[Data records]
-- begin --
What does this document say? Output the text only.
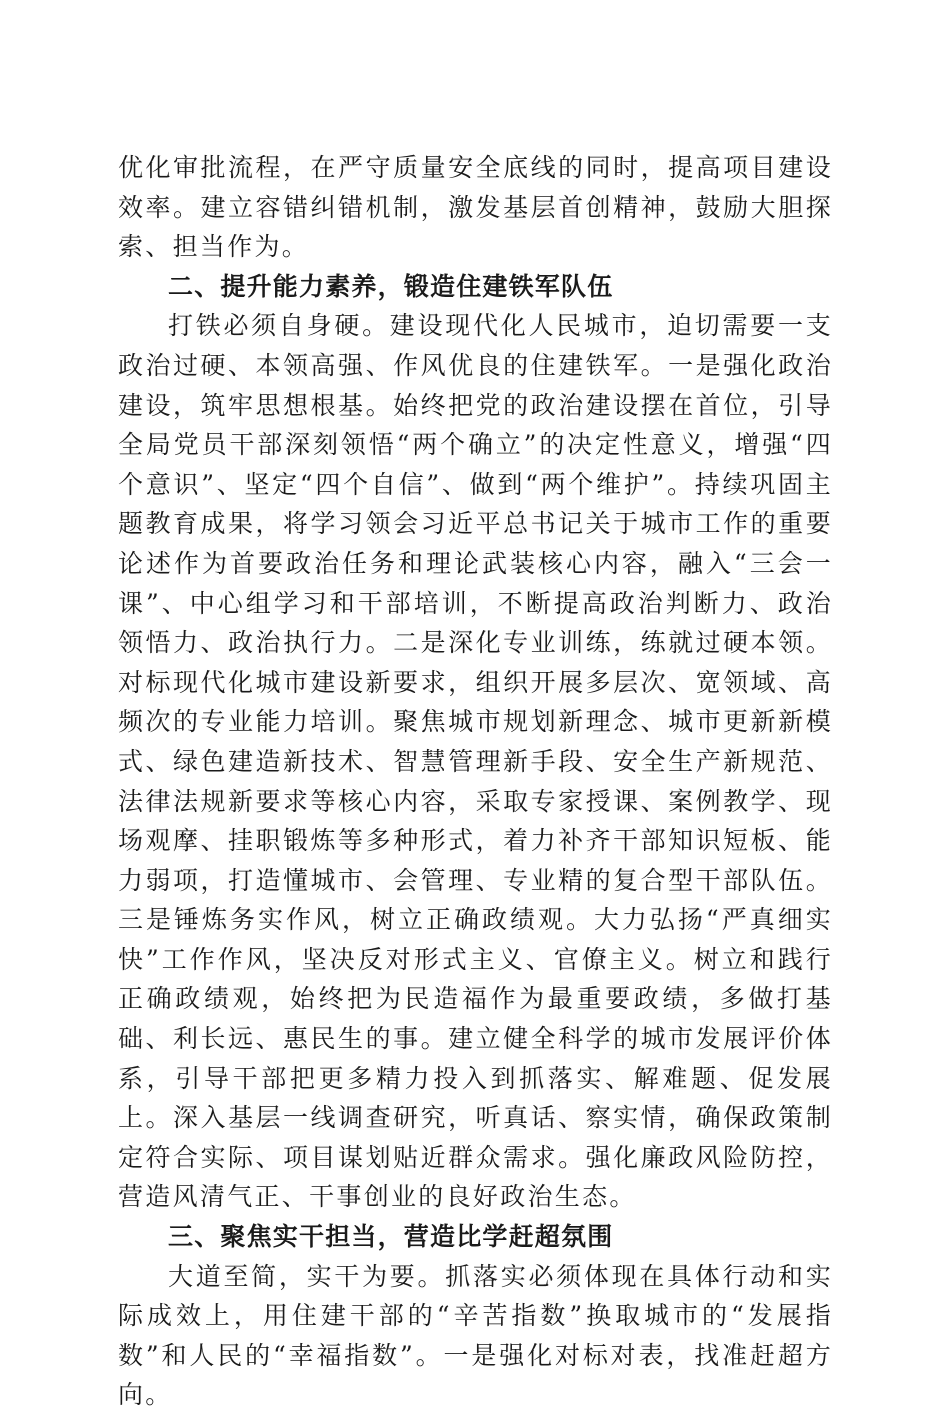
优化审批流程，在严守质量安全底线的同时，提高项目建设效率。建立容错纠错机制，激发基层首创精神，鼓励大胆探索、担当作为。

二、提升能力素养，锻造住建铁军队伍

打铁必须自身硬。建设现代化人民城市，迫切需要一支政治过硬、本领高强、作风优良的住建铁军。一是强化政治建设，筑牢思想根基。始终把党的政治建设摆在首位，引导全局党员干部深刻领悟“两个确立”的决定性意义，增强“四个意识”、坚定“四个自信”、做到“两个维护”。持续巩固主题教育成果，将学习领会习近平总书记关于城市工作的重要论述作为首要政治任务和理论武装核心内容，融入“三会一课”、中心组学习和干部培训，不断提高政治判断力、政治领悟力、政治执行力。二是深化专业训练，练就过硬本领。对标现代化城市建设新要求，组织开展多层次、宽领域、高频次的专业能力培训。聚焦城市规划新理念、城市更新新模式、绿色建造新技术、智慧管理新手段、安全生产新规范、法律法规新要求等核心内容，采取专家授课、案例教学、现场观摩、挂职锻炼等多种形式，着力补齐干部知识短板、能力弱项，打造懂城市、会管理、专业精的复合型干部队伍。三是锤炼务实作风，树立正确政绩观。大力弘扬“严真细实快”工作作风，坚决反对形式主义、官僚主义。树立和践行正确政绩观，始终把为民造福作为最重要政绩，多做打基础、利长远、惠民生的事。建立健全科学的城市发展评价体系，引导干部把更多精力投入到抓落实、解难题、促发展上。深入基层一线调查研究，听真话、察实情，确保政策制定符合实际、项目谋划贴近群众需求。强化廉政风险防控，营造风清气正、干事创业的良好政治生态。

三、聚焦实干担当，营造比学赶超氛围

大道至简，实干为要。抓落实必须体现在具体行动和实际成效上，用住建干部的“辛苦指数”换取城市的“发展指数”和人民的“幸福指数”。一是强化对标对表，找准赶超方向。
-- end --
-- begin --
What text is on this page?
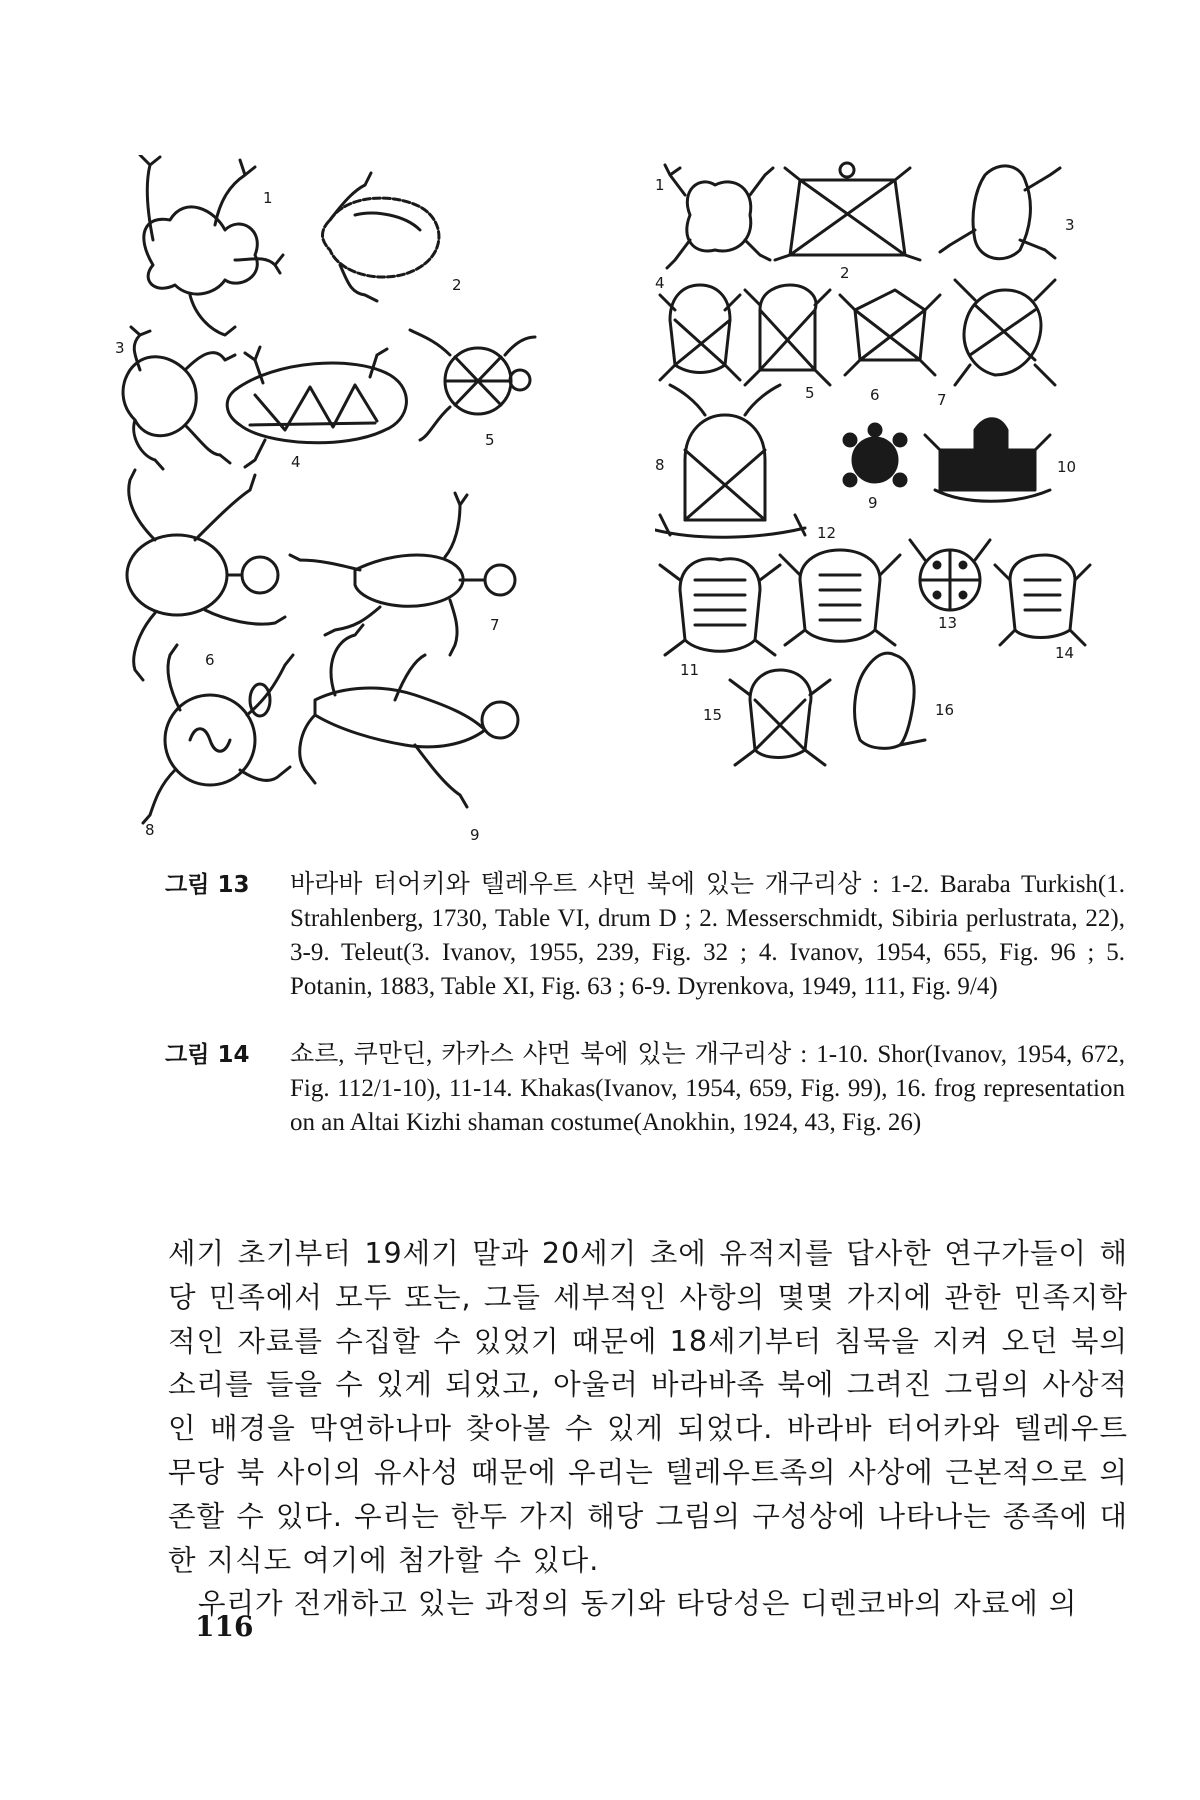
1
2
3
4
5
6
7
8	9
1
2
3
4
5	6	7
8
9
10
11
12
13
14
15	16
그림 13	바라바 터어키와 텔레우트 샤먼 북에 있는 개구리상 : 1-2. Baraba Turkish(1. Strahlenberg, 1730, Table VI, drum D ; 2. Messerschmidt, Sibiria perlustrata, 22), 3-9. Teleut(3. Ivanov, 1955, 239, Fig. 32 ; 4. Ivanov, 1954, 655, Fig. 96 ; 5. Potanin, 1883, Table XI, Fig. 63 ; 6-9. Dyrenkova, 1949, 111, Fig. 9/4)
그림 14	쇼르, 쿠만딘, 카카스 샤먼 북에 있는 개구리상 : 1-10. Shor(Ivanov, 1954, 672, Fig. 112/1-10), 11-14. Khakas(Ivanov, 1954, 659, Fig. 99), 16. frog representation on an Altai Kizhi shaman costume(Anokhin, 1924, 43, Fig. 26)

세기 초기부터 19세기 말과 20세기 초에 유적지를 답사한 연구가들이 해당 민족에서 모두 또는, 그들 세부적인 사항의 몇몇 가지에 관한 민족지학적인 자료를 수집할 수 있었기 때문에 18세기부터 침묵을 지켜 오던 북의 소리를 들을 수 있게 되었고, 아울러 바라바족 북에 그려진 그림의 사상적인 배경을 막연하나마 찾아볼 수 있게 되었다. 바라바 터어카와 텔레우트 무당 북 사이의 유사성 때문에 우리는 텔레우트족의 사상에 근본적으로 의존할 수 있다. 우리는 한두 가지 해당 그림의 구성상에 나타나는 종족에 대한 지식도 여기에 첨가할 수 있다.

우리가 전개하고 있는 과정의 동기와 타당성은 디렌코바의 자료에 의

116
-- end --
[What the task asks]
In the listing, find all lines with the string "개구리상" and copy them.

[Task answer]
그림 13	바라바 터어키와 텔레우트 샤먼 북에 있는 개구리상 : 1-2. Baraba Turkish(1. Strahlenberg, 1730, Table VI, drum D ; 2. Messerschmidt, Sibiria perlustrata, 22), 3-9. Teleut(3. Ivanov, 1955, 239, Fig. 32 ; 4. Ivanov, 1954, 655, Fig. 96 ; 5. Potanin, 1883, Table XI, Fig. 63 ; 6-9. Dyrenkova, 1949, 111, Fig. 9/4)
그림 14	쇼르, 쿠만딘, 카카스 샤먼 북에 있는 개구리상 : 1-10. Shor(Ivanov, 1954, 672, Fig. 112/1-10), 11-14. Khakas(Ivanov, 1954, 659, Fig. 99), 16. frog representation on an Altai Kizhi shaman costume(Anokhin, 1924, 43, Fig. 26)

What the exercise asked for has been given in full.